____ Data rows

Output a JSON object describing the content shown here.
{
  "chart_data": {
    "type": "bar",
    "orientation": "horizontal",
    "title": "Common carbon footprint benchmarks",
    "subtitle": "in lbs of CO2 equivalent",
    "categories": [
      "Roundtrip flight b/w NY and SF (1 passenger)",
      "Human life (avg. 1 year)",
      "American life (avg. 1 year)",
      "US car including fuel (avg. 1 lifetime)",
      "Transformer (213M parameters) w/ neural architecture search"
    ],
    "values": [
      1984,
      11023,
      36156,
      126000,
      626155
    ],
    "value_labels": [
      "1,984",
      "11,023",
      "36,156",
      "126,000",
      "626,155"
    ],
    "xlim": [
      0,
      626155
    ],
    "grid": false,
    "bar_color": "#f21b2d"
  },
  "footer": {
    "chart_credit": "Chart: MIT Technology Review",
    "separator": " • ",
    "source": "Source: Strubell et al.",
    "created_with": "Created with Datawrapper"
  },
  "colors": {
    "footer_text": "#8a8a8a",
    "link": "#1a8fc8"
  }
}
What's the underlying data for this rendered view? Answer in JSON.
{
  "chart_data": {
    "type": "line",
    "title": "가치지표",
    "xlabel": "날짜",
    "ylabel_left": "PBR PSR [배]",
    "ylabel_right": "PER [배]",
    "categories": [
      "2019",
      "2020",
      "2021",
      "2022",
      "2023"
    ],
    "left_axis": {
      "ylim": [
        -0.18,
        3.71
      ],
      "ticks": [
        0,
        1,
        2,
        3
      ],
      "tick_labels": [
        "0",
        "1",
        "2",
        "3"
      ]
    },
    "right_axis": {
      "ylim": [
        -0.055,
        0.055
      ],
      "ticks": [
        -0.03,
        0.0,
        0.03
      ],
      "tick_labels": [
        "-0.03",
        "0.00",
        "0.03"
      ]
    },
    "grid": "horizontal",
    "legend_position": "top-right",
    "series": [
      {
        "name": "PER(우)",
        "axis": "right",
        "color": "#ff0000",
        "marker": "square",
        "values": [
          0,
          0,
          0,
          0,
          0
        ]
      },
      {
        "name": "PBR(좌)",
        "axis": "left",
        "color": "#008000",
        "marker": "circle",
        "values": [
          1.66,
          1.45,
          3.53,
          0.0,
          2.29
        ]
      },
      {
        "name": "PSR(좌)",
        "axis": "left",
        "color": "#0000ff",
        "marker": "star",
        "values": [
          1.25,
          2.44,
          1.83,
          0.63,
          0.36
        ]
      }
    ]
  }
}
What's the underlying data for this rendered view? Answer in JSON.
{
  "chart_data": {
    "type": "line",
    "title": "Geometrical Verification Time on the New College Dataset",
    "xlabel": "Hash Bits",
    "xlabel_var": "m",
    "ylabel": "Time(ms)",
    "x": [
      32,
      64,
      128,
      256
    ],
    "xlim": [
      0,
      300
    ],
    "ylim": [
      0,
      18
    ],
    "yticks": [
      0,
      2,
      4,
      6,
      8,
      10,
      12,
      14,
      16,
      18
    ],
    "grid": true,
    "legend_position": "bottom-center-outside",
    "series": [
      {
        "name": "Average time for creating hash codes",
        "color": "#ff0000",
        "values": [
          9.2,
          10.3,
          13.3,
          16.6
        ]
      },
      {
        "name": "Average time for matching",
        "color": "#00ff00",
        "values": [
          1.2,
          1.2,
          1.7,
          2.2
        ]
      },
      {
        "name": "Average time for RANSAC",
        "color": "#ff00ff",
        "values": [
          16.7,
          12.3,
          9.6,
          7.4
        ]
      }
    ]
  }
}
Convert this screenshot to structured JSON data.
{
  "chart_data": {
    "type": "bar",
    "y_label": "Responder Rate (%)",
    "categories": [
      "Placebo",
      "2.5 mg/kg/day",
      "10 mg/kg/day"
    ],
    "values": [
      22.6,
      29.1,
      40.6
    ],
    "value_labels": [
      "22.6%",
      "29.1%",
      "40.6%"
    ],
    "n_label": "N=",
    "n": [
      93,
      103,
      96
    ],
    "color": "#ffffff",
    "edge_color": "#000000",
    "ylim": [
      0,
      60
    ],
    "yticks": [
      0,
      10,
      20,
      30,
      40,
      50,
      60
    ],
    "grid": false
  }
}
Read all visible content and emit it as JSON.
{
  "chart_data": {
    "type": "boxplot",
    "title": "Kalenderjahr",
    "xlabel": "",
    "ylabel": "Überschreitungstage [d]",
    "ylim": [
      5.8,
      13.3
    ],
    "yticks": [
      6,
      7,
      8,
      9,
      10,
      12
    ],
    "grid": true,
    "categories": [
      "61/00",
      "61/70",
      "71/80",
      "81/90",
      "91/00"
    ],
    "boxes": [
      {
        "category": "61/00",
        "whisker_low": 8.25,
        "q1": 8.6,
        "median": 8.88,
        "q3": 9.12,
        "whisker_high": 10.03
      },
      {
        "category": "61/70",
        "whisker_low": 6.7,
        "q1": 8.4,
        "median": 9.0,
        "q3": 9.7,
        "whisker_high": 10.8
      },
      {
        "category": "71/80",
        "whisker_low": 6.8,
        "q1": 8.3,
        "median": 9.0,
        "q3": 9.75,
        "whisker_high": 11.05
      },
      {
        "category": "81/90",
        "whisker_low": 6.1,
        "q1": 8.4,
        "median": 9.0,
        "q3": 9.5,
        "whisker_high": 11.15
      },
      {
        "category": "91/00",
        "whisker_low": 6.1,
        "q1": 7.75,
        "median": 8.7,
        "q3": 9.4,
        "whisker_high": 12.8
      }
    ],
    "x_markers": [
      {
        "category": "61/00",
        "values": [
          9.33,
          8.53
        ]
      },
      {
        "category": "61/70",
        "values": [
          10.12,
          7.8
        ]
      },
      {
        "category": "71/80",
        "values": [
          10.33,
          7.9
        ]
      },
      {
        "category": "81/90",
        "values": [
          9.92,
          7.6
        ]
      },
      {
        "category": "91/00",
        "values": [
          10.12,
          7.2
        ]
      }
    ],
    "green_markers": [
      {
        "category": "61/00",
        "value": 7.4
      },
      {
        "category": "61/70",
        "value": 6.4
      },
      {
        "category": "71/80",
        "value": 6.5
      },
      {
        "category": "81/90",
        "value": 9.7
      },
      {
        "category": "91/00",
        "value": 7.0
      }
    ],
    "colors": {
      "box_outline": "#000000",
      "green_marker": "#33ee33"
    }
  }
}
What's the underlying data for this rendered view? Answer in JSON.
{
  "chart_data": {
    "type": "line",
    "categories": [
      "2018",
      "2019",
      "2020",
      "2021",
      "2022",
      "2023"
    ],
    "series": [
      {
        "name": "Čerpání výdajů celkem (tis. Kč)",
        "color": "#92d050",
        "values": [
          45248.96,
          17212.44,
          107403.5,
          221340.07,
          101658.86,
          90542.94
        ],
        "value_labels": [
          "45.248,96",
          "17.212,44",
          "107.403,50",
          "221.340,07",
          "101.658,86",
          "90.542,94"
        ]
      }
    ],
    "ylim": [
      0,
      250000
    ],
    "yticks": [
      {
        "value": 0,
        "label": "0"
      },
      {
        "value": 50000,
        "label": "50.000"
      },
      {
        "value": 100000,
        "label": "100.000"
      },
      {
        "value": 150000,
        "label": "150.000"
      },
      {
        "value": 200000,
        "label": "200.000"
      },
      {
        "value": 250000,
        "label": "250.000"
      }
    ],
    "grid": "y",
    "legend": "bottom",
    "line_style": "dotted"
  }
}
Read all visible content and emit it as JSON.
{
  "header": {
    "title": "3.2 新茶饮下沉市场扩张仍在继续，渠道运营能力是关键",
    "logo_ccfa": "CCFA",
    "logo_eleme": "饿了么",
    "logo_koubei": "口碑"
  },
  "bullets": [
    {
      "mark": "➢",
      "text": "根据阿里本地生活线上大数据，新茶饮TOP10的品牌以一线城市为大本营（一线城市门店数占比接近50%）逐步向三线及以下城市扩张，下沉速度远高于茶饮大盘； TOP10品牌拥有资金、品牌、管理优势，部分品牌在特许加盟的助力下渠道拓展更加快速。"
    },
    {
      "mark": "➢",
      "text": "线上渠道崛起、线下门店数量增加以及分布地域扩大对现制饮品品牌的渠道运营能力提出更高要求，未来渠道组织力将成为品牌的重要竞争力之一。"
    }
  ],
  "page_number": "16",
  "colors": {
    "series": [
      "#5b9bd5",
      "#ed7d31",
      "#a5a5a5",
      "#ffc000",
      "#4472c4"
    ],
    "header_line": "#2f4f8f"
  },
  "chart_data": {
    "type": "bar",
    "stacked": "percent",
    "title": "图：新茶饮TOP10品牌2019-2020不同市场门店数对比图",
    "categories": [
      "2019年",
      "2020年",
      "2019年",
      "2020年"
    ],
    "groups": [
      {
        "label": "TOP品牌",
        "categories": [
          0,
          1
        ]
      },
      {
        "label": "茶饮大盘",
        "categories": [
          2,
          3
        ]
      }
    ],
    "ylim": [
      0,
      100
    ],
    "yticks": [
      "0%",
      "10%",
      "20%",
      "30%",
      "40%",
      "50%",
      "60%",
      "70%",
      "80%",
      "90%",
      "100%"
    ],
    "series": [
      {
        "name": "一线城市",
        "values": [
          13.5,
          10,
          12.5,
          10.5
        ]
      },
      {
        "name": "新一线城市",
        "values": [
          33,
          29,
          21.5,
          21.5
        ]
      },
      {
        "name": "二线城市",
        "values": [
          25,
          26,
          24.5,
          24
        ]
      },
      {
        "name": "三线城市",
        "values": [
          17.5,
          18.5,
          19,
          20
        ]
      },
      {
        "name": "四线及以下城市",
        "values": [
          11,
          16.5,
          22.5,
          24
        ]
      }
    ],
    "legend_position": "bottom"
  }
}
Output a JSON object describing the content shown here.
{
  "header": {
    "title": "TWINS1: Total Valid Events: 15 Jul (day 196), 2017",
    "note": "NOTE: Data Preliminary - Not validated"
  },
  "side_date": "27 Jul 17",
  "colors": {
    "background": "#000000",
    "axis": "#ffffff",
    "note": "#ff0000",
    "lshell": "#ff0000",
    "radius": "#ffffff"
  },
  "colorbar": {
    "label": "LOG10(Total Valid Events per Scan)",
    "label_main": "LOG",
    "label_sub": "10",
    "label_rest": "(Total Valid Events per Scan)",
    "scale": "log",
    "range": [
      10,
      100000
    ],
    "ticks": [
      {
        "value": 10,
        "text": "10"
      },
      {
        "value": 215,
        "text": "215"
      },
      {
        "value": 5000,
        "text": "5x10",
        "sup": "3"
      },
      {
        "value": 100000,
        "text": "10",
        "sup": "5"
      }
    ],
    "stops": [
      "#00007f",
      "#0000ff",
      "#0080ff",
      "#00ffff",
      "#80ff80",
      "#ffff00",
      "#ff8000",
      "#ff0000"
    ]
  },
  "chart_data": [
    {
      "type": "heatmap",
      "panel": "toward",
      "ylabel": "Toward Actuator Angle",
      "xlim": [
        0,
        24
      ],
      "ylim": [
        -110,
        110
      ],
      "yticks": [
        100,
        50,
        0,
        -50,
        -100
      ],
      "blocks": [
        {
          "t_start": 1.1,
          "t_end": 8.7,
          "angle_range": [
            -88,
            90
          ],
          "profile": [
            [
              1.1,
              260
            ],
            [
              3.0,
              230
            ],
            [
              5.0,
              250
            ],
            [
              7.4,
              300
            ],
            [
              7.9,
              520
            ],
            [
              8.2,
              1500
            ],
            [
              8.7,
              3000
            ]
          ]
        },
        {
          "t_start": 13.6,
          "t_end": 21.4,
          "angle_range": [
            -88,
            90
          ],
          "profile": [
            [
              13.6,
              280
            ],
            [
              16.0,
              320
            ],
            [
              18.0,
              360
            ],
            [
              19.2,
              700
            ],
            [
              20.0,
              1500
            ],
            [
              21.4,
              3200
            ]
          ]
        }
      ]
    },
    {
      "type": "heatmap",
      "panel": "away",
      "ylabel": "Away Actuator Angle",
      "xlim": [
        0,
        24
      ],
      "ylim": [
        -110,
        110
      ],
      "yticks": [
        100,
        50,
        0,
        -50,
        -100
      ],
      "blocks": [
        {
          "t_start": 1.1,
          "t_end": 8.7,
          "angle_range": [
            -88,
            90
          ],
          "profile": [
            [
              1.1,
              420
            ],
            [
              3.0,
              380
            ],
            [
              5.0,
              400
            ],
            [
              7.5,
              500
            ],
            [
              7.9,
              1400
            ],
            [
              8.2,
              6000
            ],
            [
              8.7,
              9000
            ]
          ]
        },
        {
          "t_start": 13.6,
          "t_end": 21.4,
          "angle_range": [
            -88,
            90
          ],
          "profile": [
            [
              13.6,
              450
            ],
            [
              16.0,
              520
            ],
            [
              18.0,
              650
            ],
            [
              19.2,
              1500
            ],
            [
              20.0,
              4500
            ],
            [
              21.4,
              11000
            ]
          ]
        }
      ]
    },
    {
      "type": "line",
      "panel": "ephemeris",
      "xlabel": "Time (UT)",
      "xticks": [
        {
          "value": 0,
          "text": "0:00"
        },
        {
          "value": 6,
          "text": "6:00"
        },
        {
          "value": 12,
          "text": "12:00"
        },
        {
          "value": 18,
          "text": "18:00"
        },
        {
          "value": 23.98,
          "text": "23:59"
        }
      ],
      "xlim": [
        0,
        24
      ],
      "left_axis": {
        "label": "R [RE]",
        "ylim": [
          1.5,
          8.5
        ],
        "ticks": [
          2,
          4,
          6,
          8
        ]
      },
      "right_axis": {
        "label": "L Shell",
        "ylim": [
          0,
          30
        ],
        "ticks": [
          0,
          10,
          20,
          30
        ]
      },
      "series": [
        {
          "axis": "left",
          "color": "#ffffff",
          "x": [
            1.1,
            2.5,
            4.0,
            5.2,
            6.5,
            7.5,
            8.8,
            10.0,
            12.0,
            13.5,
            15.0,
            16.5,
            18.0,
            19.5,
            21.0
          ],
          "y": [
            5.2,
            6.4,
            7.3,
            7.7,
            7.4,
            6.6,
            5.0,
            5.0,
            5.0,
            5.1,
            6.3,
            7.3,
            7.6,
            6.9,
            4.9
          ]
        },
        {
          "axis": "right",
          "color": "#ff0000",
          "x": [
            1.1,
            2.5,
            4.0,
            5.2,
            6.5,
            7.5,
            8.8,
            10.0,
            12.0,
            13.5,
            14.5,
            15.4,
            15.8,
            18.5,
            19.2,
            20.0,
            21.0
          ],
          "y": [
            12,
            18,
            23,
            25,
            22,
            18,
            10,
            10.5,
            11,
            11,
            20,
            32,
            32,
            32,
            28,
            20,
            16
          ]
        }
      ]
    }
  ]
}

________

*The exercise*
From the listing, tally every line with the word "Actuator" in it and give only the tally.

*Correct response*
2